> **Set task**
Write out all the data again, exactly as it stands.

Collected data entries

= = = = =

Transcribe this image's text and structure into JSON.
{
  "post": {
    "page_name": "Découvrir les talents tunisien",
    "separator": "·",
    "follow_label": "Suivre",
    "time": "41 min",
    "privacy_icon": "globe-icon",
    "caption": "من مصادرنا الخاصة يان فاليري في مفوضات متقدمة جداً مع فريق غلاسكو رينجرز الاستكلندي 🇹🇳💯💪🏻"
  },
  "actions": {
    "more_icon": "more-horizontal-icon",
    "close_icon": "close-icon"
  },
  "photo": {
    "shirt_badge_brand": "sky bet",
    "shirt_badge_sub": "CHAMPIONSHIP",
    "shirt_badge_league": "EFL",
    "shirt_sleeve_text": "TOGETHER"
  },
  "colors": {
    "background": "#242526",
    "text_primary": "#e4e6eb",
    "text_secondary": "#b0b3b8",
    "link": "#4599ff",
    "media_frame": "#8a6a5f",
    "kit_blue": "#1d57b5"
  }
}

= = = = =

> **Solution**
Transcribe this image's text and structure into JSON.
{
  "post": {
    "page_name": "Découvrir les talents tunisien",
    "separator": "·",
    "follow_label": "Suivre",
    "time": "41 min",
    "privacy_icon": "globe-icon",
    "caption": "من مصادرنا الخاصة يان فاليري في مفوضات متقدمة جداً مع فريق غلاسكو رينجرز الاستكلندي 🇹🇳💯💪🏻"
  },
  "actions": {
    "more_icon": "more-horizontal-icon",
    "close_icon": "close-icon"
  },
  "photo": {
    "shirt_badge_brand": "sky bet",
    "shirt_badge_sub": "CHAMPIONSHIP",
    "shirt_badge_league": "EFL",
    "shirt_sleeve_text": "TOGETHER"
  },
  "colors": {
    "background": "#242526",
    "text_primary": "#e4e6eb",
    "text_secondary": "#b0b3b8",
    "link": "#4599ff",
    "media_frame": "#8a6a5f",
    "kit_blue": "#1d57b5"
  }
}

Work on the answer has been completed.